# START OF GIVEN INFORMATION
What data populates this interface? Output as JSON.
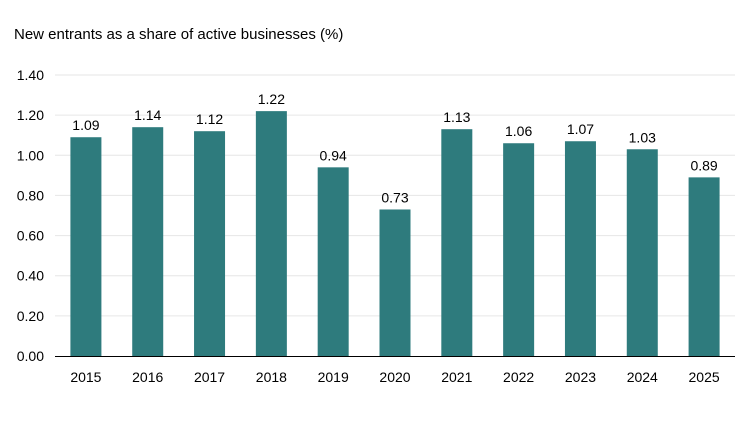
{
  "chart_data": {
    "type": "bar",
    "title": "New entrants as a share of active businesses (%)",
    "xlabel": "",
    "ylabel": "",
    "categories": [
      "2015",
      "2016",
      "2017",
      "2018",
      "2019",
      "2020",
      "2021",
      "2022",
      "2023",
      "2024",
      "2025"
    ],
    "values": [
      1.09,
      1.14,
      1.12,
      1.22,
      0.94,
      0.73,
      1.13,
      1.06,
      1.07,
      1.03,
      0.89
    ],
    "value_labels": [
      "1.09",
      "1.14",
      "1.12",
      "1.22",
      "0.94",
      "0.73",
      "1.13",
      "1.06",
      "1.07",
      "1.03",
      "0.89"
    ],
    "ylim": [
      0,
      1.4
    ],
    "yticks": [
      "0.00",
      "0.20",
      "0.40",
      "0.60",
      "0.80",
      "1.00",
      "1.20",
      "1.40"
    ],
    "grid": true,
    "legend": "none",
    "bar_color": "#2e7b7d",
    "grid_color": "#e6e6e6",
    "axis_color": "#000000"
  }
}
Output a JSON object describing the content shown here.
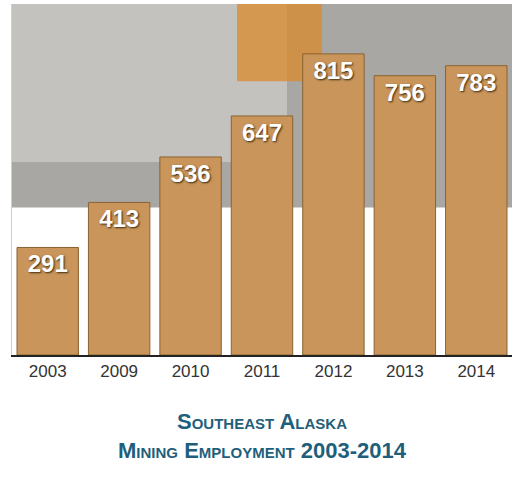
{
  "chart_data": {
    "type": "bar",
    "title": "Southeast Alaska Mining Employment 2003-2014",
    "categories": [
      "2003",
      "2009",
      "2010",
      "2011",
      "2012",
      "2013",
      "2014"
    ],
    "values": [
      291,
      413,
      536,
      647,
      815,
      756,
      783
    ],
    "color": "#c9955a",
    "ylim": [
      0,
      950
    ],
    "grid": false,
    "data_labels": true,
    "tick_labels": "x"
  }
}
# END OF GIVEN INFORMATION
### YOUR INSTRUCTIONS
For the listing above, give the number of lines in which the string "JSON" occurs, and nothing else.

### COMPLETED TASK
2